Dataset excerpts:
>>>>>
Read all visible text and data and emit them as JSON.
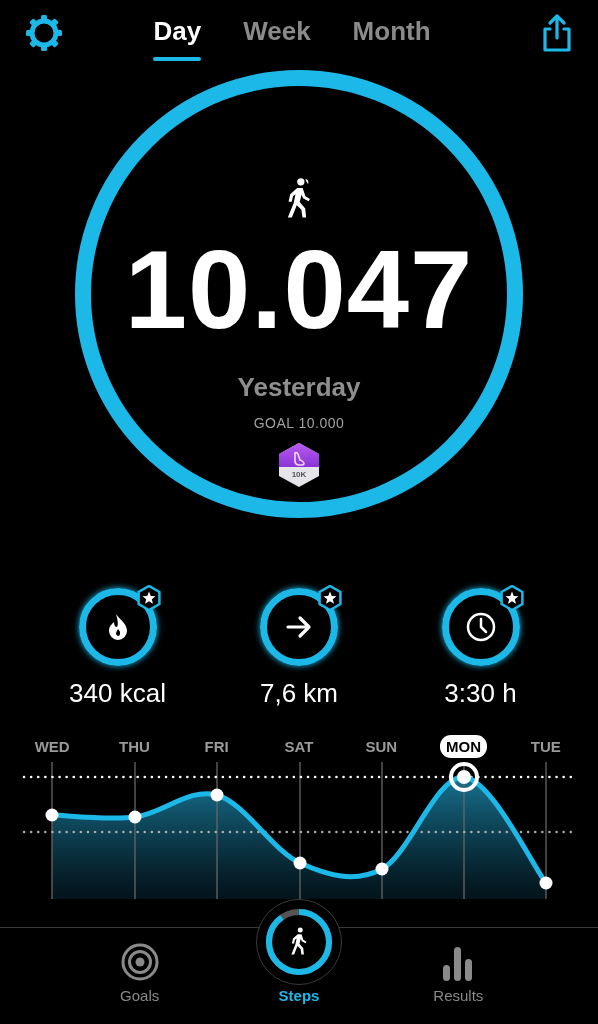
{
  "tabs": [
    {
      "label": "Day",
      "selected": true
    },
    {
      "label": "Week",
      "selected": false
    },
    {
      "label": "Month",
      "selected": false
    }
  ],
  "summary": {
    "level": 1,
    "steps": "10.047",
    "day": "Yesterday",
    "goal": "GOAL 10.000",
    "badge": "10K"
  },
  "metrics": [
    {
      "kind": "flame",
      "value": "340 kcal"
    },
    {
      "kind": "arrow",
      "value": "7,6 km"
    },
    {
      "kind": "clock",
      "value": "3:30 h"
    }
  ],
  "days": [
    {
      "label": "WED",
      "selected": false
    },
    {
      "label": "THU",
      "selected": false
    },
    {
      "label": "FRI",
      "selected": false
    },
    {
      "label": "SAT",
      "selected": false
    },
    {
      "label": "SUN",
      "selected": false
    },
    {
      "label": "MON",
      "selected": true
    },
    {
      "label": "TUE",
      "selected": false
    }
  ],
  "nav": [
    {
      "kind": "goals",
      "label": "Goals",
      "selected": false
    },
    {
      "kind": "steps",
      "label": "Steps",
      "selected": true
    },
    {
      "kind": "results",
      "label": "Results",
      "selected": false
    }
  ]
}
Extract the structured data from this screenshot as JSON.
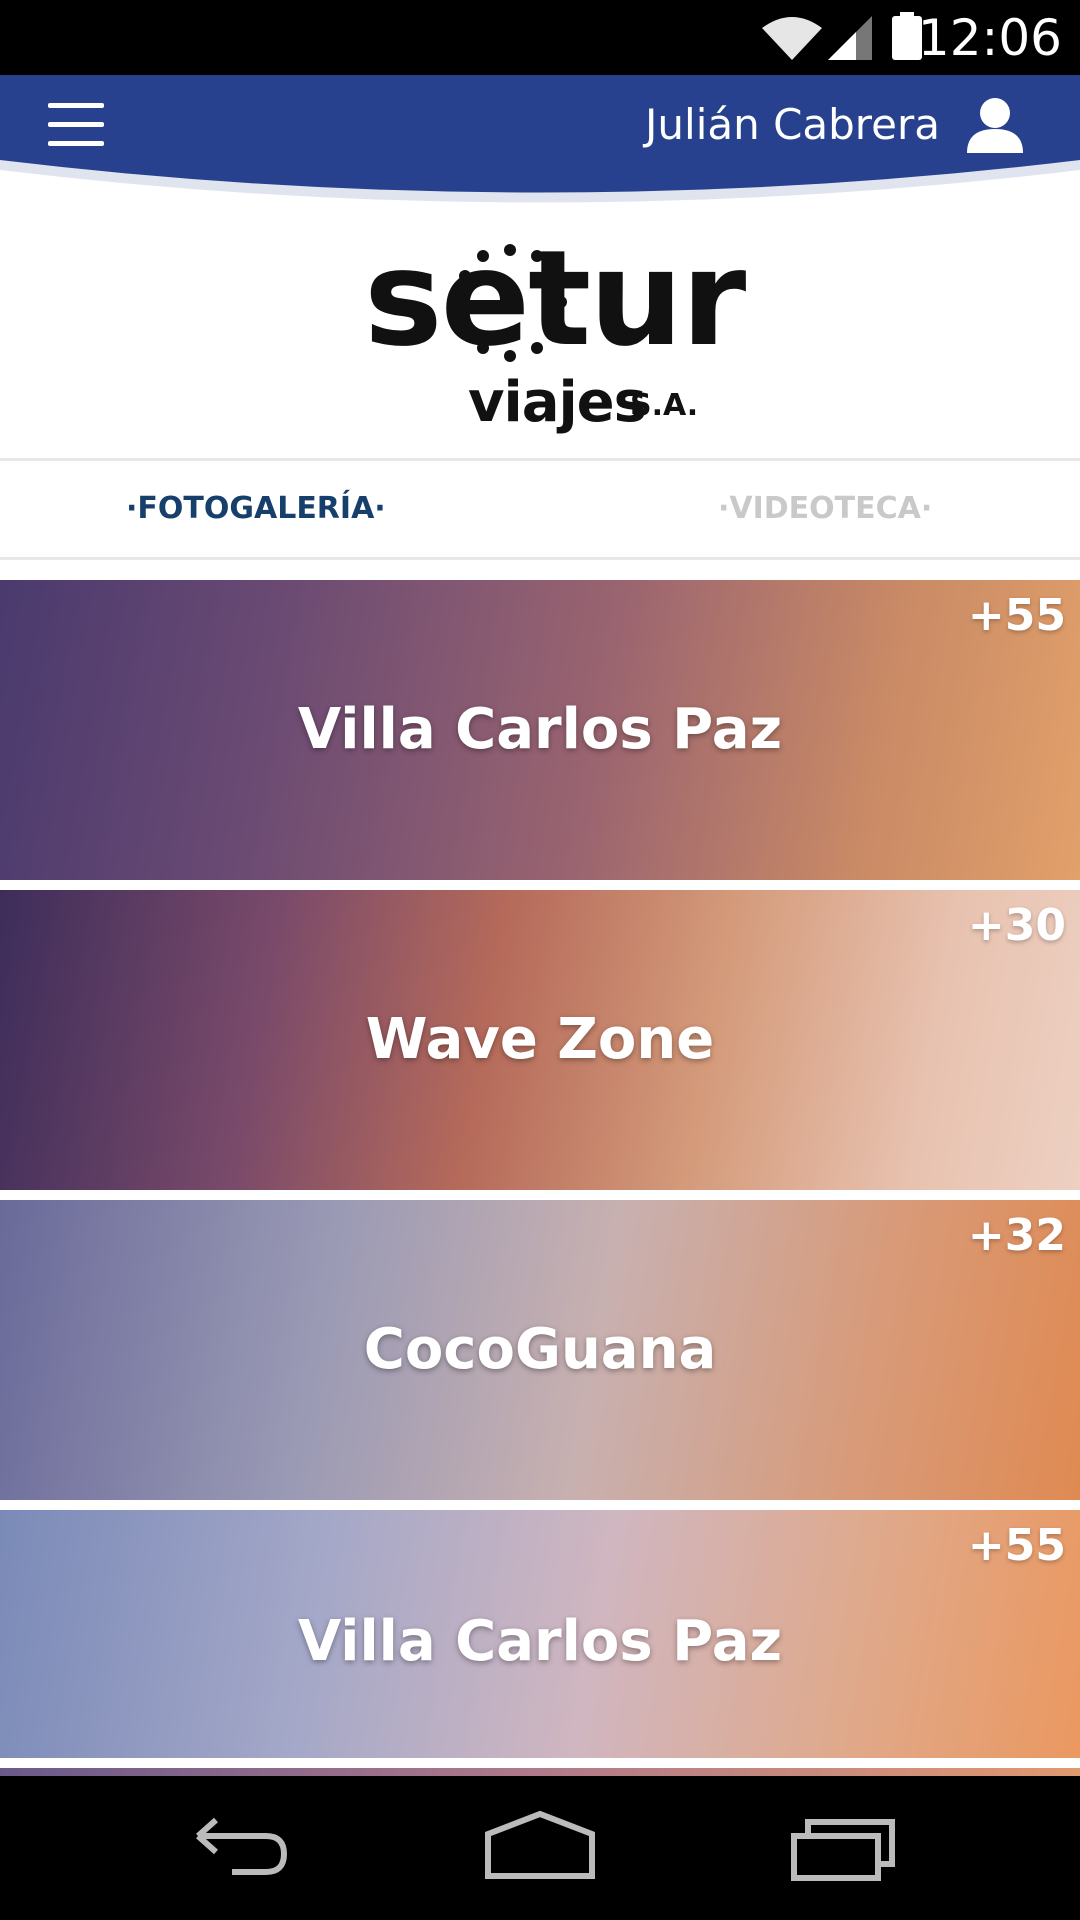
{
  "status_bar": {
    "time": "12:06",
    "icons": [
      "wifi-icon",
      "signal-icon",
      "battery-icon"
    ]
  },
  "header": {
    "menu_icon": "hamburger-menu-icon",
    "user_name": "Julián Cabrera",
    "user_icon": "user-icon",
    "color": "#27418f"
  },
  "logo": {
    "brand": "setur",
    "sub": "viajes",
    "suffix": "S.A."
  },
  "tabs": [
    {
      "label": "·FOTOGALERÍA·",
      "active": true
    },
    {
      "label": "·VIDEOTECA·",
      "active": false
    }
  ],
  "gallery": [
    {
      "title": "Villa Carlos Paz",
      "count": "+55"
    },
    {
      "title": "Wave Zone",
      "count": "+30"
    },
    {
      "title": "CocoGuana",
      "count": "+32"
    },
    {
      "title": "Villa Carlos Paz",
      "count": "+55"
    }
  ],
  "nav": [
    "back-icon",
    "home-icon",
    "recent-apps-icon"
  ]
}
<<<<<
Written instruction
Copy out every line in the listing where the word "title" appears.

Finished answer
      "title": "Villa Carlos Paz",
      "title": "Wave Zone",
      "title": "CocoGuana",
      "title": "Villa Carlos Paz",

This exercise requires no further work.